start Data extract
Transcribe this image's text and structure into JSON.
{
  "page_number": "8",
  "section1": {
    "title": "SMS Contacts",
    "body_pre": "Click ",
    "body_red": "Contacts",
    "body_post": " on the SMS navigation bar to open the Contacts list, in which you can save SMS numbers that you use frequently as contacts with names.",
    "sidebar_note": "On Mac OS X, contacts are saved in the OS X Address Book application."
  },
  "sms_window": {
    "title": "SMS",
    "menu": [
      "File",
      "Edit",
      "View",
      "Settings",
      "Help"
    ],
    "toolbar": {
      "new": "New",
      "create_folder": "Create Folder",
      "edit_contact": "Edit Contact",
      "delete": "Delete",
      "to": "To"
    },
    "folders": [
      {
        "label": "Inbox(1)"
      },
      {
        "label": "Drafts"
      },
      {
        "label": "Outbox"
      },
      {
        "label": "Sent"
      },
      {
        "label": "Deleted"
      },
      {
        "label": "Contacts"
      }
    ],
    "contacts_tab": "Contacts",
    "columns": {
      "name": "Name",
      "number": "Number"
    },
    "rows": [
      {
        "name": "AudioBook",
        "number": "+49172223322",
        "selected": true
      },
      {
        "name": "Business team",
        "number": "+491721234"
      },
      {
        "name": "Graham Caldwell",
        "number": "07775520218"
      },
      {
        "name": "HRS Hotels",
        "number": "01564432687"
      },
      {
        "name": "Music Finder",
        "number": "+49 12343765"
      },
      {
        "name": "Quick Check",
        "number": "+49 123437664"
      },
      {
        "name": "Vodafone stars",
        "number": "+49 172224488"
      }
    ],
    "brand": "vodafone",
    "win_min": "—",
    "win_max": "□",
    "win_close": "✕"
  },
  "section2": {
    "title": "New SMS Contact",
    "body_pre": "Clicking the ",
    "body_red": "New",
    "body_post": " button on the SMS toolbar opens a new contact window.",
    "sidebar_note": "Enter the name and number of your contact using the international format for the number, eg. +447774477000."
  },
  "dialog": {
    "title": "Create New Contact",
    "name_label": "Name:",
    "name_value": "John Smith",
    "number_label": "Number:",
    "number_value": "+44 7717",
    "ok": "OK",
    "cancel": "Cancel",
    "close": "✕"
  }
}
end Data extract
Copy out each line exactly as written.

§ The completed task
Transcribe this image's text and structure into JSON.
{
  "page_number": "8",
  "section1": {
    "title": "SMS Contacts",
    "body_pre": "Click ",
    "body_red": "Contacts",
    "body_post": " on the SMS navigation bar to open the Contacts list, in which you can save SMS numbers that you use frequently as contacts with names.",
    "sidebar_note": "On Mac OS X, contacts are saved in the OS X Address Book application."
  },
  "sms_window": {
    "title": "SMS",
    "menu": [
      "File",
      "Edit",
      "View",
      "Settings",
      "Help"
    ],
    "toolbar": {
      "new": "New",
      "create_folder": "Create Folder",
      "edit_contact": "Edit Contact",
      "delete": "Delete",
      "to": "To"
    },
    "folders": [
      {
        "label": "Inbox(1)"
      },
      {
        "label": "Drafts"
      },
      {
        "label": "Outbox"
      },
      {
        "label": "Sent"
      },
      {
        "label": "Deleted"
      },
      {
        "label": "Contacts"
      }
    ],
    "contacts_tab": "Contacts",
    "columns": {
      "name": "Name",
      "number": "Number"
    },
    "rows": [
      {
        "name": "AudioBook",
        "number": "+49172223322",
        "selected": true
      },
      {
        "name": "Business team",
        "number": "+491721234"
      },
      {
        "name": "Graham Caldwell",
        "number": "07775520218"
      },
      {
        "name": "HRS Hotels",
        "number": "01564432687"
      },
      {
        "name": "Music Finder",
        "number": "+49 12343765"
      },
      {
        "name": "Quick Check",
        "number": "+49 123437664"
      },
      {
        "name": "Vodafone stars",
        "number": "+49 172224488"
      }
    ],
    "brand": "vodafone",
    "win_min": "—",
    "win_max": "□",
    "win_close": "✕"
  },
  "section2": {
    "title": "New SMS Contact",
    "body_pre": "Clicking the ",
    "body_red": "New",
    "body_post": " button on the SMS toolbar opens a new contact window.",
    "sidebar_note": "Enter the name and number of your contact using the international format for the number, eg. +447774477000."
  },
  "dialog": {
    "title": "Create New Contact",
    "name_label": "Name:",
    "name_value": "John Smith",
    "number_label": "Number:",
    "number_value": "+44 7717",
    "ok": "OK",
    "cancel": "Cancel",
    "close": "✕"
  }
}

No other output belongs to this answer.